> _What to produce_
Exclude the pictures, then repeat the remaining data exactly.

^^^^^^^^

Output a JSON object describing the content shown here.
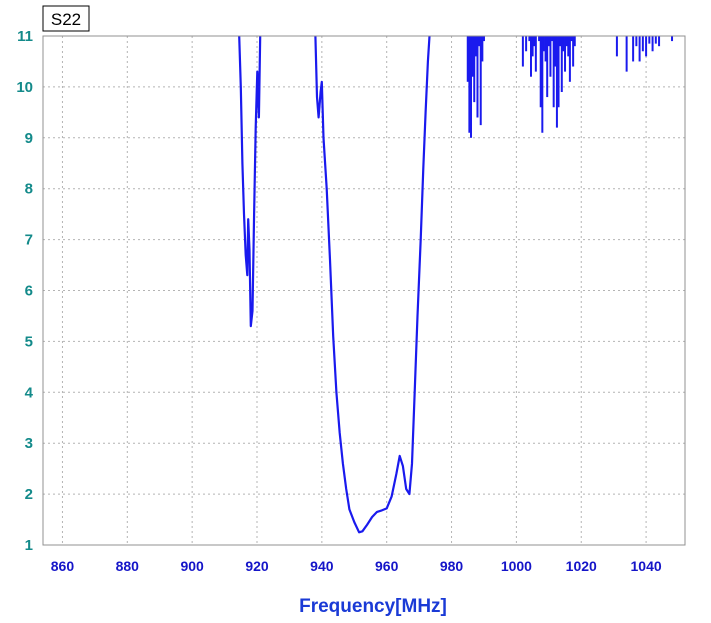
{
  "chart_data": {
    "type": "line",
    "title": "",
    "xlabel": "Frequency[MHz]",
    "ylabel": "",
    "xlim": [
      854,
      1052
    ],
    "ylim": [
      1,
      11
    ],
    "grid": true,
    "x_ticks": [
      860,
      880,
      900,
      920,
      940,
      960,
      980,
      1000,
      1020,
      1040
    ],
    "y_ticks": [
      1,
      2,
      3,
      4,
      5,
      6,
      7,
      8,
      9,
      10,
      11
    ],
    "series": [
      {
        "name": "S22",
        "color": "#1a1aee",
        "segments": [
          [
            [
              914.5,
              11
            ],
            [
              915,
              10
            ],
            [
              915.5,
              8.5
            ],
            [
              916,
              7.5
            ],
            [
              916.5,
              6.7
            ],
            [
              917,
              6.3
            ],
            [
              917.3,
              7.4
            ],
            [
              917.7,
              6.8
            ],
            [
              918.1,
              5.3
            ],
            [
              918.6,
              5.6
            ],
            [
              919.1,
              7.5
            ],
            [
              919.6,
              9.2
            ],
            [
              920.1,
              10.3
            ],
            [
              920.6,
              9.4
            ],
            [
              921,
              11
            ]
          ],
          [
            [
              938,
              11
            ],
            [
              938.5,
              9.8
            ],
            [
              939,
              9.4
            ],
            [
              939.6,
              9.9
            ],
            [
              940,
              10.1
            ],
            [
              940.5,
              9
            ],
            [
              941.5,
              8
            ],
            [
              942.5,
              6.6
            ],
            [
              943.5,
              5.1
            ],
            [
              944.5,
              4
            ],
            [
              945.5,
              3.2
            ],
            [
              946.5,
              2.6
            ],
            [
              947.5,
              2.1
            ],
            [
              948.5,
              1.7
            ],
            [
              950,
              1.45
            ],
            [
              951.5,
              1.25
            ],
            [
              952.5,
              1.27
            ],
            [
              954,
              1.4
            ],
            [
              955.5,
              1.55
            ],
            [
              957,
              1.65
            ],
            [
              958.5,
              1.68
            ],
            [
              960,
              1.72
            ],
            [
              961.5,
              1.95
            ],
            [
              963,
              2.4
            ],
            [
              964,
              2.75
            ],
            [
              965,
              2.55
            ],
            [
              966,
              2.1
            ],
            [
              967,
              2
            ],
            [
              967.8,
              2.6
            ],
            [
              968.5,
              3.8
            ],
            [
              969.5,
              5.5
            ],
            [
              970.5,
              7
            ],
            [
              971.3,
              8.4
            ],
            [
              972,
              9.5
            ],
            [
              972.7,
              10.5
            ],
            [
              973.2,
              11
            ]
          ]
        ],
        "spikes": [
          [
            985,
            10.1
          ],
          [
            985.5,
            9.1
          ],
          [
            986,
            9
          ],
          [
            986.5,
            10.2
          ],
          [
            987,
            9.7
          ],
          [
            987.5,
            10.6
          ],
          [
            988,
            9.4
          ],
          [
            988.5,
            10.8
          ],
          [
            989,
            9.25
          ],
          [
            989.5,
            10.5
          ],
          [
            990,
            10.9
          ],
          [
            1002,
            10.4
          ],
          [
            1003,
            10.7
          ],
          [
            1004,
            10.9
          ],
          [
            1004.5,
            10.2
          ],
          [
            1005,
            10.6
          ],
          [
            1005.5,
            10.8
          ],
          [
            1006,
            10.3
          ],
          [
            1007,
            10.9
          ],
          [
            1007.5,
            9.6
          ],
          [
            1008,
            9.1
          ],
          [
            1008.5,
            10.7
          ],
          [
            1009,
            10.5
          ],
          [
            1009.5,
            9.8
          ],
          [
            1010,
            10.8
          ],
          [
            1010.5,
            10.2
          ],
          [
            1011,
            10.9
          ],
          [
            1011.5,
            9.6
          ],
          [
            1012,
            10.4
          ],
          [
            1012.5,
            9.2
          ],
          [
            1013,
            9.6
          ],
          [
            1013.5,
            10.8
          ],
          [
            1014,
            9.9
          ],
          [
            1014.5,
            10.7
          ],
          [
            1015,
            10.3
          ],
          [
            1015.5,
            10.8
          ],
          [
            1016,
            10.6
          ],
          [
            1016.5,
            10.1
          ],
          [
            1017,
            10.9
          ],
          [
            1017.5,
            10.4
          ],
          [
            1018,
            10.8
          ],
          [
            1031,
            10.6
          ],
          [
            1034,
            10.3
          ],
          [
            1036,
            10.5
          ],
          [
            1037,
            10.8
          ],
          [
            1038,
            10.5
          ],
          [
            1039,
            10.7
          ],
          [
            1040,
            10.6
          ],
          [
            1041,
            10.85
          ],
          [
            1042,
            10.7
          ],
          [
            1043,
            10.85
          ],
          [
            1044,
            10.8
          ],
          [
            1048,
            10.9
          ]
        ]
      }
    ]
  }
}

^^^^^^^^

> _Solution to this problem_
Output a JSON object describing the content shown here.
{
  "chart_data": {
    "type": "line",
    "title": "",
    "xlabel": "Frequency[MHz]",
    "ylabel": "",
    "xlim": [
      854,
      1052
    ],
    "ylim": [
      1,
      11
    ],
    "grid": true,
    "x_ticks": [
      860,
      880,
      900,
      920,
      940,
      960,
      980,
      1000,
      1020,
      1040
    ],
    "y_ticks": [
      1,
      2,
      3,
      4,
      5,
      6,
      7,
      8,
      9,
      10,
      11
    ],
    "series": [
      {
        "name": "S22",
        "color": "#1a1aee",
        "segments": [
          [
            [
              914.5,
              11
            ],
            [
              915,
              10
            ],
            [
              915.5,
              8.5
            ],
            [
              916,
              7.5
            ],
            [
              916.5,
              6.7
            ],
            [
              917,
              6.3
            ],
            [
              917.3,
              7.4
            ],
            [
              917.7,
              6.8
            ],
            [
              918.1,
              5.3
            ],
            [
              918.6,
              5.6
            ],
            [
              919.1,
              7.5
            ],
            [
              919.6,
              9.2
            ],
            [
              920.1,
              10.3
            ],
            [
              920.6,
              9.4
            ],
            [
              921,
              11
            ]
          ],
          [
            [
              938,
              11
            ],
            [
              938.5,
              9.8
            ],
            [
              939,
              9.4
            ],
            [
              939.6,
              9.9
            ],
            [
              940,
              10.1
            ],
            [
              940.5,
              9
            ],
            [
              941.5,
              8
            ],
            [
              942.5,
              6.6
            ],
            [
              943.5,
              5.1
            ],
            [
              944.5,
              4
            ],
            [
              945.5,
              3.2
            ],
            [
              946.5,
              2.6
            ],
            [
              947.5,
              2.1
            ],
            [
              948.5,
              1.7
            ],
            [
              950,
              1.45
            ],
            [
              951.5,
              1.25
            ],
            [
              952.5,
              1.27
            ],
            [
              954,
              1.4
            ],
            [
              955.5,
              1.55
            ],
            [
              957,
              1.65
            ],
            [
              958.5,
              1.68
            ],
            [
              960,
              1.72
            ],
            [
              961.5,
              1.95
            ],
            [
              963,
              2.4
            ],
            [
              964,
              2.75
            ],
            [
              965,
              2.55
            ],
            [
              966,
              2.1
            ],
            [
              967,
              2
            ],
            [
              967.8,
              2.6
            ],
            [
              968.5,
              3.8
            ],
            [
              969.5,
              5.5
            ],
            [
              970.5,
              7
            ],
            [
              971.3,
              8.4
            ],
            [
              972,
              9.5
            ],
            [
              972.7,
              10.5
            ],
            [
              973.2,
              11
            ]
          ]
        ],
        "spikes": [
          [
            985,
            10.1
          ],
          [
            985.5,
            9.1
          ],
          [
            986,
            9
          ],
          [
            986.5,
            10.2
          ],
          [
            987,
            9.7
          ],
          [
            987.5,
            10.6
          ],
          [
            988,
            9.4
          ],
          [
            988.5,
            10.8
          ],
          [
            989,
            9.25
          ],
          [
            989.5,
            10.5
          ],
          [
            990,
            10.9
          ],
          [
            1002,
            10.4
          ],
          [
            1003,
            10.7
          ],
          [
            1004,
            10.9
          ],
          [
            1004.5,
            10.2
          ],
          [
            1005,
            10.6
          ],
          [
            1005.5,
            10.8
          ],
          [
            1006,
            10.3
          ],
          [
            1007,
            10.9
          ],
          [
            1007.5,
            9.6
          ],
          [
            1008,
            9.1
          ],
          [
            1008.5,
            10.7
          ],
          [
            1009,
            10.5
          ],
          [
            1009.5,
            9.8
          ],
          [
            1010,
            10.8
          ],
          [
            1010.5,
            10.2
          ],
          [
            1011,
            10.9
          ],
          [
            1011.5,
            9.6
          ],
          [
            1012,
            10.4
          ],
          [
            1012.5,
            9.2
          ],
          [
            1013,
            9.6
          ],
          [
            1013.5,
            10.8
          ],
          [
            1014,
            9.9
          ],
          [
            1014.5,
            10.7
          ],
          [
            1015,
            10.3
          ],
          [
            1015.5,
            10.8
          ],
          [
            1016,
            10.6
          ],
          [
            1016.5,
            10.1
          ],
          [
            1017,
            10.9
          ],
          [
            1017.5,
            10.4
          ],
          [
            1018,
            10.8
          ],
          [
            1031,
            10.6
          ],
          [
            1034,
            10.3
          ],
          [
            1036,
            10.5
          ],
          [
            1037,
            10.8
          ],
          [
            1038,
            10.5
          ],
          [
            1039,
            10.7
          ],
          [
            1040,
            10.6
          ],
          [
            1041,
            10.85
          ],
          [
            1042,
            10.7
          ],
          [
            1043,
            10.85
          ],
          [
            1044,
            10.8
          ],
          [
            1048,
            10.9
          ]
        ]
      }
    ]
  }
}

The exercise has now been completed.